→ **Extracted records**
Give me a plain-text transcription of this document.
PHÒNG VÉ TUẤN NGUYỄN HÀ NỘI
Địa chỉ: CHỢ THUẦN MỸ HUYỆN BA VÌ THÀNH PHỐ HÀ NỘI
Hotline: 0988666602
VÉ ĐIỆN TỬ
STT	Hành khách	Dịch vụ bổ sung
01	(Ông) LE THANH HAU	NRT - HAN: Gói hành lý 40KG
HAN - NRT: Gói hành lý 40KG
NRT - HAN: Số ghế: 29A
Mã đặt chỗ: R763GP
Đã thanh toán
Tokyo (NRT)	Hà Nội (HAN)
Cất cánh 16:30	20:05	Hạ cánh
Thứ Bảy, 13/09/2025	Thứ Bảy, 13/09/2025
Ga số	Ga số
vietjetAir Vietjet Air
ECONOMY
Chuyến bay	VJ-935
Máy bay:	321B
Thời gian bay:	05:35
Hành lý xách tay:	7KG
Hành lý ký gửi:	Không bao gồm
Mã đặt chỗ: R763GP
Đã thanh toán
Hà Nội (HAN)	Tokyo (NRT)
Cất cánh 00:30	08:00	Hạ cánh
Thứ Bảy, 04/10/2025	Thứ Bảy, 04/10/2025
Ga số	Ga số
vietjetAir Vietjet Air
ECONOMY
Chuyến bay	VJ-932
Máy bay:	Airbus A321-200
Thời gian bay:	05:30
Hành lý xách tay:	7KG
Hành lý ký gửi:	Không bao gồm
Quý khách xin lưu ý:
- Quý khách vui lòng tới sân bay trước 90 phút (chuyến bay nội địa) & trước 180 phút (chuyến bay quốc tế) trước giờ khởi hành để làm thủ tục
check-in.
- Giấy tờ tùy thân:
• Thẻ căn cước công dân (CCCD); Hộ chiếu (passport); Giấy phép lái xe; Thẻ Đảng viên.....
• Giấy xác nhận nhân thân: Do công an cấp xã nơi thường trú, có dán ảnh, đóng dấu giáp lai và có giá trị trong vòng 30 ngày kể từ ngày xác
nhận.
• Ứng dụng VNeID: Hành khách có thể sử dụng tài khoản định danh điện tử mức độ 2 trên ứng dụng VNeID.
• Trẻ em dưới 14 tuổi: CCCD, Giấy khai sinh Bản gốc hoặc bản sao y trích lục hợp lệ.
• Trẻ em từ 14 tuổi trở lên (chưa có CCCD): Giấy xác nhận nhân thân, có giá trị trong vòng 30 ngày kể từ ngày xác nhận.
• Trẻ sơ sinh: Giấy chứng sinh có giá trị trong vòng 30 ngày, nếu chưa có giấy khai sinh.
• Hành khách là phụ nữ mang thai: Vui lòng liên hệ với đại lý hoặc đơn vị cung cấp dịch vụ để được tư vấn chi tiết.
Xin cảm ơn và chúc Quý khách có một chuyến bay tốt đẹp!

--

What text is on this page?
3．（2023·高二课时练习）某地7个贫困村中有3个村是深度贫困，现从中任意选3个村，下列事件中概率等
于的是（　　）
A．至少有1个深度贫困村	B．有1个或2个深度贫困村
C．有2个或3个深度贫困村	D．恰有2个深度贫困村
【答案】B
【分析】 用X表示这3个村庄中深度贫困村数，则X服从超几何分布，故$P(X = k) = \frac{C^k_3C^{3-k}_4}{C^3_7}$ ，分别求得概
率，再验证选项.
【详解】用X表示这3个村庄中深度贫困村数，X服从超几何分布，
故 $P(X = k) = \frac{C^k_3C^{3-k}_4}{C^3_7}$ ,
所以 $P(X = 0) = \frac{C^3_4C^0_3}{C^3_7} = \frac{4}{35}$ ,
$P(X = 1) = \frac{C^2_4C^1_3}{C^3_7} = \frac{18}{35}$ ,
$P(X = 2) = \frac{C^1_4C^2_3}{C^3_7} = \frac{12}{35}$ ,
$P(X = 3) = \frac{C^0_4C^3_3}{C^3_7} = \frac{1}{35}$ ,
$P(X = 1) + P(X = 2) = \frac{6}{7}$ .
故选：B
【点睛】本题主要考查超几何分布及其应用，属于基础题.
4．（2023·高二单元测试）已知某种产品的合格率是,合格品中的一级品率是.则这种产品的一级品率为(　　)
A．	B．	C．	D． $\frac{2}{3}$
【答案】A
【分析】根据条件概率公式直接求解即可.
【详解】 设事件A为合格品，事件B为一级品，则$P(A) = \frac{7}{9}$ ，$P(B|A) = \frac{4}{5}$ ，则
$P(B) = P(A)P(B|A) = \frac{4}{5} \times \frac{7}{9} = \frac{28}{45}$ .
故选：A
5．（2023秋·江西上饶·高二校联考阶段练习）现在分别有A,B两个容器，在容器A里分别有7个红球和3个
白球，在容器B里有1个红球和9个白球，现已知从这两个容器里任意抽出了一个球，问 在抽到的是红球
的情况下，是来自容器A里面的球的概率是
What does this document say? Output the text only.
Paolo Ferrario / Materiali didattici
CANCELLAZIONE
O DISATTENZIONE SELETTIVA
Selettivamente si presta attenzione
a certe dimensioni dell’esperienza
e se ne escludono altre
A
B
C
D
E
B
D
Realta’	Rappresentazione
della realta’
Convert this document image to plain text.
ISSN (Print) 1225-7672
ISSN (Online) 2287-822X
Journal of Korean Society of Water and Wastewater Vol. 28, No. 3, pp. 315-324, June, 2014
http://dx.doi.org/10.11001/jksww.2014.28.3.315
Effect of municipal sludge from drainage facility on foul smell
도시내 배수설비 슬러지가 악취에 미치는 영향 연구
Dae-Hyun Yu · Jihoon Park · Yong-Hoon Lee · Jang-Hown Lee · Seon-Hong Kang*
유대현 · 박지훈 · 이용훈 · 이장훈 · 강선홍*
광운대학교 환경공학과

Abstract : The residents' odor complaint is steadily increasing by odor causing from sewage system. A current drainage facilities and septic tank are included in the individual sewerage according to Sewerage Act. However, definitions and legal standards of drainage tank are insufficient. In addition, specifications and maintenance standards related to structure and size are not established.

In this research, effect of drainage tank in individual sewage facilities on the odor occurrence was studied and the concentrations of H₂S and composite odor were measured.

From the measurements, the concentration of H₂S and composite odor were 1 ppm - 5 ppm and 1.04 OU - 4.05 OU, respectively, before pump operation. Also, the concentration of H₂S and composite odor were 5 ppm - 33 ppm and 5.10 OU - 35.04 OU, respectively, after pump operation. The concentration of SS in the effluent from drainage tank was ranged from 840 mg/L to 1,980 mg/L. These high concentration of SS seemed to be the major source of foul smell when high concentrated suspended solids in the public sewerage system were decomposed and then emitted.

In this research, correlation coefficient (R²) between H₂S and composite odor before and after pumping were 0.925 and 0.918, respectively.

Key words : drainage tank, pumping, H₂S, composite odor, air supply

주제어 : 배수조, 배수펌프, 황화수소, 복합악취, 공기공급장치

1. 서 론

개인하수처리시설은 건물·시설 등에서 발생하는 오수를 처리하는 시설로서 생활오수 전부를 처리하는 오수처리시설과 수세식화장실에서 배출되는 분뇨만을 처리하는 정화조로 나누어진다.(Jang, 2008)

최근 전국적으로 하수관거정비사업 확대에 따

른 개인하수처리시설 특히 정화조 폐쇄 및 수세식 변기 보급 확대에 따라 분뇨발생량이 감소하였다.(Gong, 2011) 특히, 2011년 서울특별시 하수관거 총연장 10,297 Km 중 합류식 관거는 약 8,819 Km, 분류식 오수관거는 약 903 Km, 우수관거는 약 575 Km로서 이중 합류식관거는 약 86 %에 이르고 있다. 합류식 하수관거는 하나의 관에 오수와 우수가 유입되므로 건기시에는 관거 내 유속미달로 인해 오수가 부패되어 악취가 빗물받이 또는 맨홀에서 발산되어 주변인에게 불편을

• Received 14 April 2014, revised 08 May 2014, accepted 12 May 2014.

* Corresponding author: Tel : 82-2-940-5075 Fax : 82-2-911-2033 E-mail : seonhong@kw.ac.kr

→ **Written task**
Compute the number of lines above that contain the string "ngày". Reply with that value only.

→ **Solution to this problem**
3